-- THE PROBLEM --
What is the count of lines in the listing below that hold the string "namine"? Reply with that number alone.

-- Data listing --
..........
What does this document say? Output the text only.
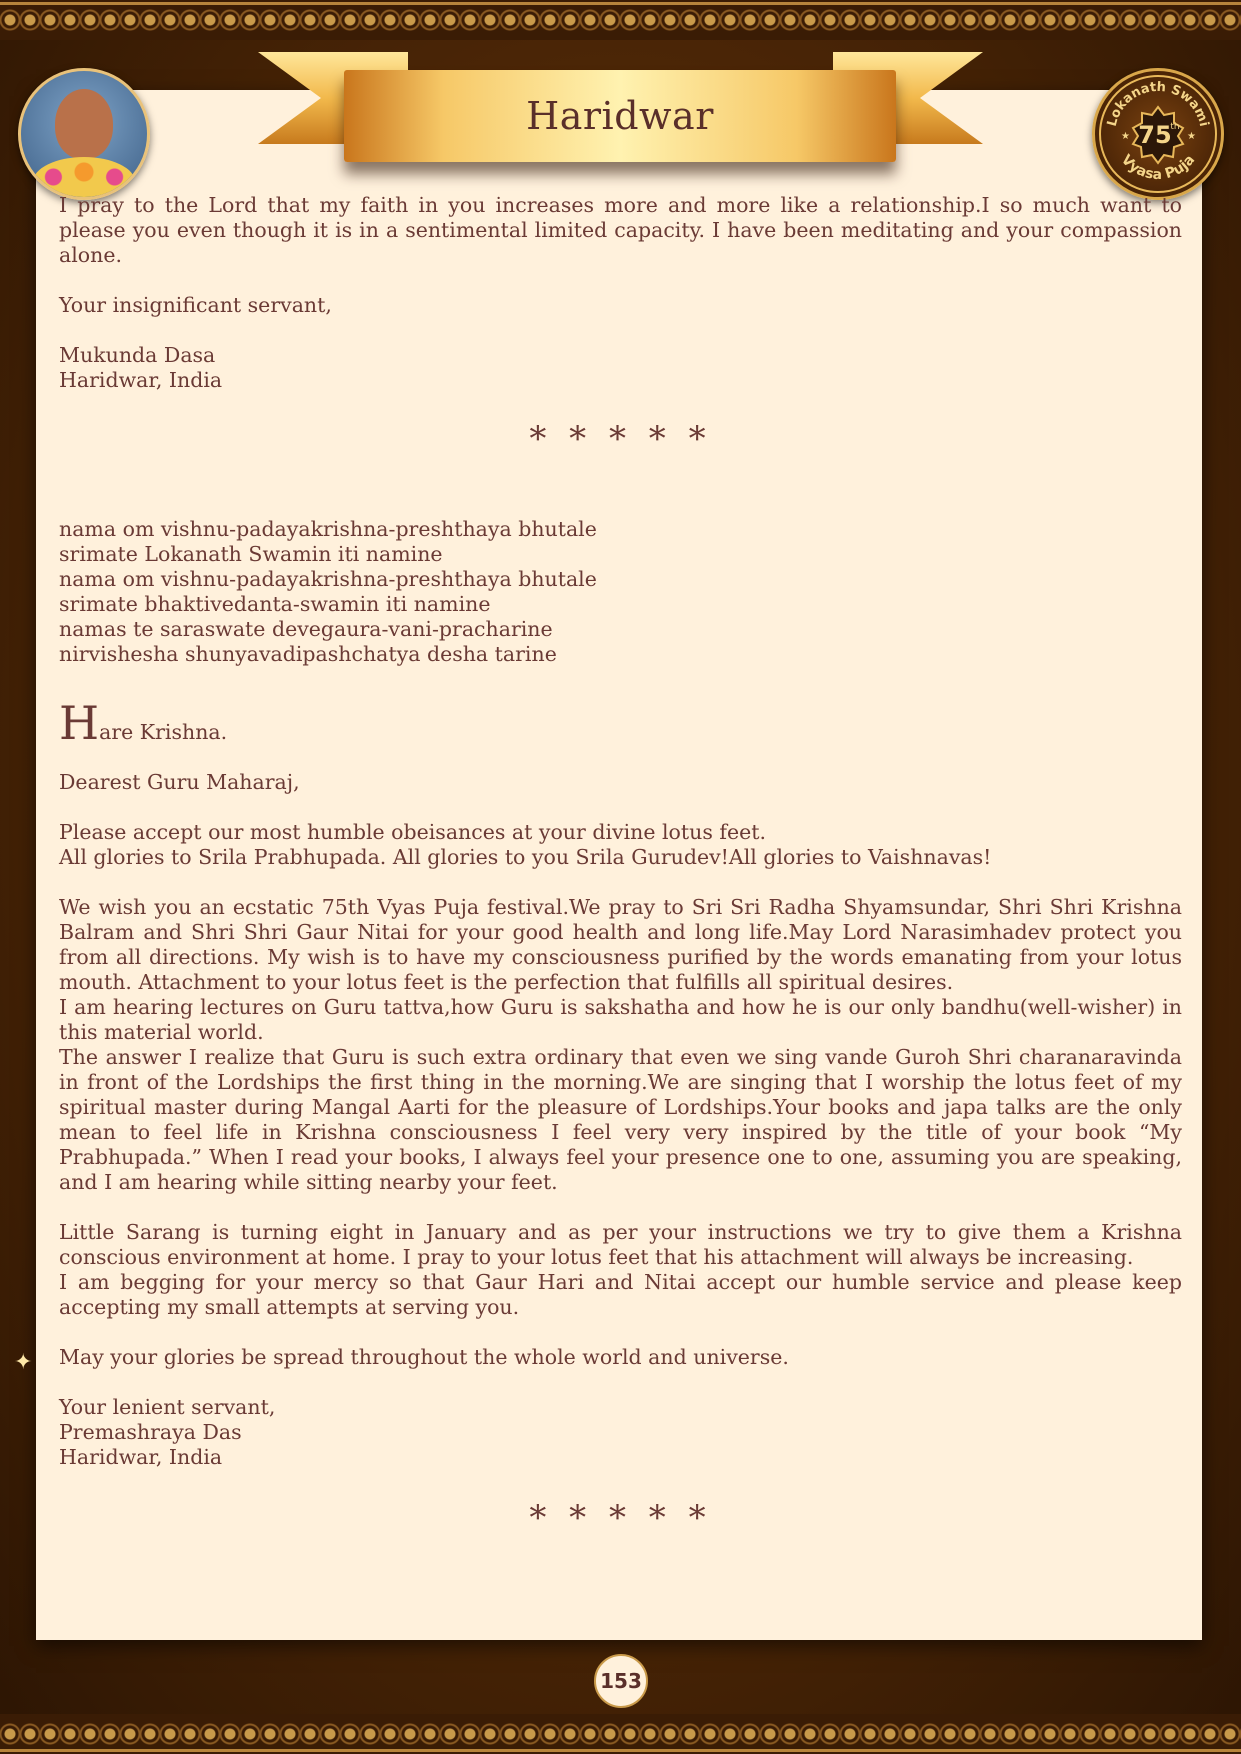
Haridwar	Lokanath Swami
Vyasa Puja
75
th
★	★

I pray to the Lord that my faith in you increases more and more like a relationship.I so much want to please you even though it is in a sentimental limited capacity. I have been meditating and your compassion alone.

Your insignificant servant,

Mukunda Dasa

Haridwar, India

* * * * *

nama om vishnu-padayakrishna-preshthaya bhutale

srimate Lokanath Swamin iti namine

nama om vishnu-padayakrishna-preshthaya bhutale

srimate bhaktivedanta-swamin iti namine

namas te saraswate devegaura-vani-pracharine

nirvishesha shunyavadipashchatya desha tarine

Hare Krishna.

Dearest Guru Maharaj,

Please accept our most humble obeisances at your divine lotus feet.

All glories to Srila Prabhupada. All glories to you Srila Gurudev!All glories to Vaishnavas!

We wish you an ecstatic 75th Vyas Puja festival.We pray to Sri Sri Radha Shyamsundar, Shri Shri Krishna Balram and Shri Shri Gaur Nitai for your good health and long life.May Lord Narasimhadev protect you from all directions. My wish is to have my consciousness purified by the words emanating from your lotus mouth. Attachment to your lotus feet is the perfection that fulfills all spiritual desires.

I am hearing lectures on Guru tattva,how Guru is sakshatha and how he is our only bandhu(well-wisher) in this material world.

The answer I realize that Guru is such extra ordinary that even we sing vande Guroh Shri charanaravinda in front of the Lordships the first thing in the morning.We are singing that I worship the lotus feet of my spiritual master during Mangal Aarti for the pleasure of Lordships.Your books and japa talks are the only mean to feel life in Krishna consciousness I feel very very inspired by the title of your book “My Prabhupada.” When I read your books, I always feel your presence one to one, assuming you are speaking, and I am hearing while sitting nearby your feet.

Little Sarang is turning eight in January and as per your instructions we try to give them a Krishna conscious environment at home. I pray to your lotus feet that his attachment will always be increasing.

I am begging for your mercy so that Gaur Hari and Nitai accept our humble service and please keep accepting my small attempts at serving you.

May your glories be spread throughout the whole world and universe.

Your lenient servant,

Premashraya Das

Haridwar, India

* * * * *

✦
153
..........
-- SOLVED EXERCISE --
2